Dataset entries =>
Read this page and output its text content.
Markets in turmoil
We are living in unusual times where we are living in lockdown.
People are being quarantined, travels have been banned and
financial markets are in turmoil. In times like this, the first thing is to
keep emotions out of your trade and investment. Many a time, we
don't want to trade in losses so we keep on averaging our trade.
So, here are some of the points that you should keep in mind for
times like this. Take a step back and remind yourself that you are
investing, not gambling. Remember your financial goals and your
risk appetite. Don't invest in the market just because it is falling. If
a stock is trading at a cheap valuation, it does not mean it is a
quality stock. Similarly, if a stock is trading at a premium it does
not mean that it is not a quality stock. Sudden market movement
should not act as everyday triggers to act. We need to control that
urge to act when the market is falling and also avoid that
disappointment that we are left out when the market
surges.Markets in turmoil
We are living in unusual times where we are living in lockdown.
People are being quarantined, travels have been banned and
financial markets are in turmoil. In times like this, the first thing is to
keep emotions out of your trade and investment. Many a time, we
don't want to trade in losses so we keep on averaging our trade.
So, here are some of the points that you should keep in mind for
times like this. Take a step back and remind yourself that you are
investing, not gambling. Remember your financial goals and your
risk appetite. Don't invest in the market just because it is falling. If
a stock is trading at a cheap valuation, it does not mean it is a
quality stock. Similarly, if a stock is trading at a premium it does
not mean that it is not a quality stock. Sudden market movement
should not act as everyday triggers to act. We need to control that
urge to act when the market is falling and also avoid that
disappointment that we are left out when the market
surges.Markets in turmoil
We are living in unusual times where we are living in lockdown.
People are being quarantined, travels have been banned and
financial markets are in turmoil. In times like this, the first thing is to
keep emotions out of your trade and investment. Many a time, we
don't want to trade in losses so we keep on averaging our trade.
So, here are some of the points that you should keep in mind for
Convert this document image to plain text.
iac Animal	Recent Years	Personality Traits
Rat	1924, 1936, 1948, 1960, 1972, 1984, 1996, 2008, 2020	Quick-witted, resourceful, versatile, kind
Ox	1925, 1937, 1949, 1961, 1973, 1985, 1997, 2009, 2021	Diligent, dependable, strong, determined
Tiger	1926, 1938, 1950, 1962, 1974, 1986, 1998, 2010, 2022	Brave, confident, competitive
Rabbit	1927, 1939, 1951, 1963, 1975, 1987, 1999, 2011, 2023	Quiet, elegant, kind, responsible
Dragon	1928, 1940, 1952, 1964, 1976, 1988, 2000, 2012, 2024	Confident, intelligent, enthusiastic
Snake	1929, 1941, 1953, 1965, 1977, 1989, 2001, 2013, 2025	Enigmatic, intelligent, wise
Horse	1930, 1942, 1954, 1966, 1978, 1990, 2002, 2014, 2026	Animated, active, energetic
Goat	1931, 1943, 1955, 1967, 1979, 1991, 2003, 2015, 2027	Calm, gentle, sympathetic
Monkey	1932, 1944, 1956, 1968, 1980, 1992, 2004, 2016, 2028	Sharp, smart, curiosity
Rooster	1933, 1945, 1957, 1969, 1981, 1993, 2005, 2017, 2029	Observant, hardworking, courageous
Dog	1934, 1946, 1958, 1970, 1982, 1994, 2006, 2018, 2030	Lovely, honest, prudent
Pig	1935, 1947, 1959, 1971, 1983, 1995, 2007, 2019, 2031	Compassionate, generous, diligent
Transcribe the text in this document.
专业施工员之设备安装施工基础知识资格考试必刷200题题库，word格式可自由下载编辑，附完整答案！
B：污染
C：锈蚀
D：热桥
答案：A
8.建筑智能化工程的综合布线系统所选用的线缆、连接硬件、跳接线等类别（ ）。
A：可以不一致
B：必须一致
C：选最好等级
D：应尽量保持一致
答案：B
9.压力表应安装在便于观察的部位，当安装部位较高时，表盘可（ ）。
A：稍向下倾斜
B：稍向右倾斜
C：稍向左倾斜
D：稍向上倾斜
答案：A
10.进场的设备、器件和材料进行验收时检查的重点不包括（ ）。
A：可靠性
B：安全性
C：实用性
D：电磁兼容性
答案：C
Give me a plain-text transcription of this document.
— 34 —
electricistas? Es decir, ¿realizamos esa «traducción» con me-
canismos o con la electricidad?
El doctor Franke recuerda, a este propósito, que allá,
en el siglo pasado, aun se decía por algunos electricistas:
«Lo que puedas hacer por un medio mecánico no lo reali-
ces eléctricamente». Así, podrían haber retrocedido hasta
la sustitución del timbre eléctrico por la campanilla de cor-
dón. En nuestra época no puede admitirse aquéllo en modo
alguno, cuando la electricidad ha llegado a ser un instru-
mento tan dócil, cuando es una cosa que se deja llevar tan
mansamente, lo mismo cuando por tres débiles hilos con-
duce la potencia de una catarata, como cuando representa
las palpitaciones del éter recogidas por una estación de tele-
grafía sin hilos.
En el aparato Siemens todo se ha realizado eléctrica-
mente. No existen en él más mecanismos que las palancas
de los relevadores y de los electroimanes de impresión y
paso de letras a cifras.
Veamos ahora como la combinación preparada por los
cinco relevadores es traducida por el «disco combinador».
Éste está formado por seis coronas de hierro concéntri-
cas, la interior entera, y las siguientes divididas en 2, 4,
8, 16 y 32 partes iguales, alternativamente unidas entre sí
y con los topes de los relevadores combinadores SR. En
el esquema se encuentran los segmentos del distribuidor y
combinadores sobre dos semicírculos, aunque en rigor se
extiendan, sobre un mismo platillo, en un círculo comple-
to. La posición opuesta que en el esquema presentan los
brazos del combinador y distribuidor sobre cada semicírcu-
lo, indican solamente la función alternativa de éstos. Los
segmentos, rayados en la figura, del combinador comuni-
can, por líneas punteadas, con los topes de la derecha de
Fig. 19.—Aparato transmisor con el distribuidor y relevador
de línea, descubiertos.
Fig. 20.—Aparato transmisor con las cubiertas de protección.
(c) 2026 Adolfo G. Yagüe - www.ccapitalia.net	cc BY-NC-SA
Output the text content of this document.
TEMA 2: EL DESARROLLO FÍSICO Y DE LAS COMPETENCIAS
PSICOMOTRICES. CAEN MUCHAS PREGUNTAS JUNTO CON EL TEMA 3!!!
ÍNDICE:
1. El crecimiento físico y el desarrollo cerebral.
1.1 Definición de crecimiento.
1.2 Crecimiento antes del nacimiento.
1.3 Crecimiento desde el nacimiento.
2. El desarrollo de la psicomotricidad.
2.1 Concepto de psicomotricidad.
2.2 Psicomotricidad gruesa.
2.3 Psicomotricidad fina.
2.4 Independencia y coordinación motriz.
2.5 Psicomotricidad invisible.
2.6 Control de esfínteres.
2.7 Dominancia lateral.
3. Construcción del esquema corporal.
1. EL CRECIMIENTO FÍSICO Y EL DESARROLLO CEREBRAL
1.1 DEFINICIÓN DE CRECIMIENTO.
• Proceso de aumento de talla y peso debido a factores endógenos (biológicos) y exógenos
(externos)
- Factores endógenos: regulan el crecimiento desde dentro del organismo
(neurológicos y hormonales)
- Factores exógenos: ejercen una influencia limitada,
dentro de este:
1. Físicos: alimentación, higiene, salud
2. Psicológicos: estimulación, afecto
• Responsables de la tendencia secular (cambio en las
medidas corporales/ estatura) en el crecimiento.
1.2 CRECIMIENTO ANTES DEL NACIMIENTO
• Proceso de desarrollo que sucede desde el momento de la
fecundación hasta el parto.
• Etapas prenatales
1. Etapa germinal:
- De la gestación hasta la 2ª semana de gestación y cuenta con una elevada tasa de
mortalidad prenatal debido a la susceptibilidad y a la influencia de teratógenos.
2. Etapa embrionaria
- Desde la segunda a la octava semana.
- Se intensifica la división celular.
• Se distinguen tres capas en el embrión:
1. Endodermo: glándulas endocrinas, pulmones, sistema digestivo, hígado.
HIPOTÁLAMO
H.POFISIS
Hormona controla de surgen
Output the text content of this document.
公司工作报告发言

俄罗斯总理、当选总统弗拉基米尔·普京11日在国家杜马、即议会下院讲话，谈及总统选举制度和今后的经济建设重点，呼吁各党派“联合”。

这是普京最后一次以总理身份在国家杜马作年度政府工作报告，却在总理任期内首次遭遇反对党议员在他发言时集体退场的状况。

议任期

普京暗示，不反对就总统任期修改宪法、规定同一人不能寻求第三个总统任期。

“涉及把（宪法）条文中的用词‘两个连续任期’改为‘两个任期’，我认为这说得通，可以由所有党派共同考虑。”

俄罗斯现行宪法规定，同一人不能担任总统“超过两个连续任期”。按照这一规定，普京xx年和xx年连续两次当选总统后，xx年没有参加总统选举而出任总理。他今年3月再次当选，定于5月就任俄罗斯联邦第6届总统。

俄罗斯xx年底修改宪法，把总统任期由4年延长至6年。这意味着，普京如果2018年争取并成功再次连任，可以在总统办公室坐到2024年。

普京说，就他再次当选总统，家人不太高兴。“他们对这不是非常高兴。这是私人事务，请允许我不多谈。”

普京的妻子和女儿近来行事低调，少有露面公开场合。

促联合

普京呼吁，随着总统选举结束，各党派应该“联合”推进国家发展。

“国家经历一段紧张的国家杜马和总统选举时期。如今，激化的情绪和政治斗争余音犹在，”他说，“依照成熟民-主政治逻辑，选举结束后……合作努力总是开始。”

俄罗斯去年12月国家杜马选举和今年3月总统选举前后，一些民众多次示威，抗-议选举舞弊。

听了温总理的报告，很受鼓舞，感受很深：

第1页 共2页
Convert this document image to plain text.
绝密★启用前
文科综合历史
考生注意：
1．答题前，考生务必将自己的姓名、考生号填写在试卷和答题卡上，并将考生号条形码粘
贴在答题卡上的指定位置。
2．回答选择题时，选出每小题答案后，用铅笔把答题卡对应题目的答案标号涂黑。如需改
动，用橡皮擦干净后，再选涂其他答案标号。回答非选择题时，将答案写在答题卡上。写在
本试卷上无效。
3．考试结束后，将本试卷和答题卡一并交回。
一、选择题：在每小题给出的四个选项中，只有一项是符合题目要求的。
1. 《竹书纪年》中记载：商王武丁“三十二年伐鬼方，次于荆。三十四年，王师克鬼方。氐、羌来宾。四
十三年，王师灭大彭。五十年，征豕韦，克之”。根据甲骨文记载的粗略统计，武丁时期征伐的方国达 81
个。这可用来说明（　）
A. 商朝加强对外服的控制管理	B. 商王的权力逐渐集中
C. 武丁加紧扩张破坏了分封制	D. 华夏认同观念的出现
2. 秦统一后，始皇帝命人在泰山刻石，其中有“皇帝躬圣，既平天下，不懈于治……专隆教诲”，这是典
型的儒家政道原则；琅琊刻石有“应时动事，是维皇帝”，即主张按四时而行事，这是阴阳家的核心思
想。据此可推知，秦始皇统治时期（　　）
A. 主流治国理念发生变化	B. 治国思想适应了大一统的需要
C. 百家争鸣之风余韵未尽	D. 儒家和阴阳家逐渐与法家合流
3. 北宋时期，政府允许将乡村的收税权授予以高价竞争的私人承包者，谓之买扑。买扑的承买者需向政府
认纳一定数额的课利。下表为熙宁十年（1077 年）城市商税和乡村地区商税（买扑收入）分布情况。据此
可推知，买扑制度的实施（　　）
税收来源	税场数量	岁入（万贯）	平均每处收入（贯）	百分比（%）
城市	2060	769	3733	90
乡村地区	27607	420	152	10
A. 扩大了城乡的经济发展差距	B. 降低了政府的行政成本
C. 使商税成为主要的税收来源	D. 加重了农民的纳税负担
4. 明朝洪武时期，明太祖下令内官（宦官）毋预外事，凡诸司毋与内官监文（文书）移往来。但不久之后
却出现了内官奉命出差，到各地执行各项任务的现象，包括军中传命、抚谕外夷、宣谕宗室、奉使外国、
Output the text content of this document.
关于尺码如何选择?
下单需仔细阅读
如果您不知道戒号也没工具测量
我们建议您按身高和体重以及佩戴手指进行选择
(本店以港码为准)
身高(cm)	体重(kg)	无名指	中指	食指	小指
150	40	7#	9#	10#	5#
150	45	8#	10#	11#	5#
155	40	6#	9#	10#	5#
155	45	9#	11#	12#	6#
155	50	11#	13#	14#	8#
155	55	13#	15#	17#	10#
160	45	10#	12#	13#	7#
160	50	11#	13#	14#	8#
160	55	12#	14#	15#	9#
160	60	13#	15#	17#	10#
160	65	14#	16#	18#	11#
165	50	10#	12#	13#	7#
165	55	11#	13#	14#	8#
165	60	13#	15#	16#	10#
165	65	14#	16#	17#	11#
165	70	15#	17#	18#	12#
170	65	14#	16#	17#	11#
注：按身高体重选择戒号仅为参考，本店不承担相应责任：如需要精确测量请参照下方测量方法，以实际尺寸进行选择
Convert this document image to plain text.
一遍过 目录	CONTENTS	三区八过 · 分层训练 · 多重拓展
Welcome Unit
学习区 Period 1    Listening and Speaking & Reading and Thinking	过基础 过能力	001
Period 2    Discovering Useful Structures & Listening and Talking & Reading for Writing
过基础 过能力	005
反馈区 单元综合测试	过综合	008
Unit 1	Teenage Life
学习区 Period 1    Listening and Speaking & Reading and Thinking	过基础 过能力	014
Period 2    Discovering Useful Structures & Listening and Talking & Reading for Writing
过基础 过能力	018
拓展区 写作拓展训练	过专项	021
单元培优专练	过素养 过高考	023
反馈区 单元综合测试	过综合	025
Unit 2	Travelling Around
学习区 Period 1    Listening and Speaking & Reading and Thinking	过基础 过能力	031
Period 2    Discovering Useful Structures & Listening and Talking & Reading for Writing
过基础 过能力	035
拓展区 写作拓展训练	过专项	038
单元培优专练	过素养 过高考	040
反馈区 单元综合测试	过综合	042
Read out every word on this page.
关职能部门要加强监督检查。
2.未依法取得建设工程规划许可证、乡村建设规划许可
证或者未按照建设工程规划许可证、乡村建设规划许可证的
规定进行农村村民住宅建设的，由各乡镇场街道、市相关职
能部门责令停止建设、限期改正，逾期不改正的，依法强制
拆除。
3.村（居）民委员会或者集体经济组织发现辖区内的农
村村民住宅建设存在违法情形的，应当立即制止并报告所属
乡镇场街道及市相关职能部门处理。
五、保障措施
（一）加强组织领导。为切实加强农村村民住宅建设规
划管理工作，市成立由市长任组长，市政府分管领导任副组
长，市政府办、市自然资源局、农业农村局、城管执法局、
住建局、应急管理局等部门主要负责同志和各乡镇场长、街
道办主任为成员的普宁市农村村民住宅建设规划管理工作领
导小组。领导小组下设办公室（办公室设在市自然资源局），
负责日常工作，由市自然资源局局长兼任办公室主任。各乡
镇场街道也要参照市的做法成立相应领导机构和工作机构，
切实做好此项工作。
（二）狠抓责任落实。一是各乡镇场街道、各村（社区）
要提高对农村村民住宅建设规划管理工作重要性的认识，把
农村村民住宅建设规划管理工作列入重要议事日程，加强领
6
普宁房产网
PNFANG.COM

Directive => Check the data for the word "segmentos" and pull out the lines that have it.

Correct output =>
el esquema se encuentran los segmentos del distribuidor y
segmentos, rayados en la figura, del combinador comuni-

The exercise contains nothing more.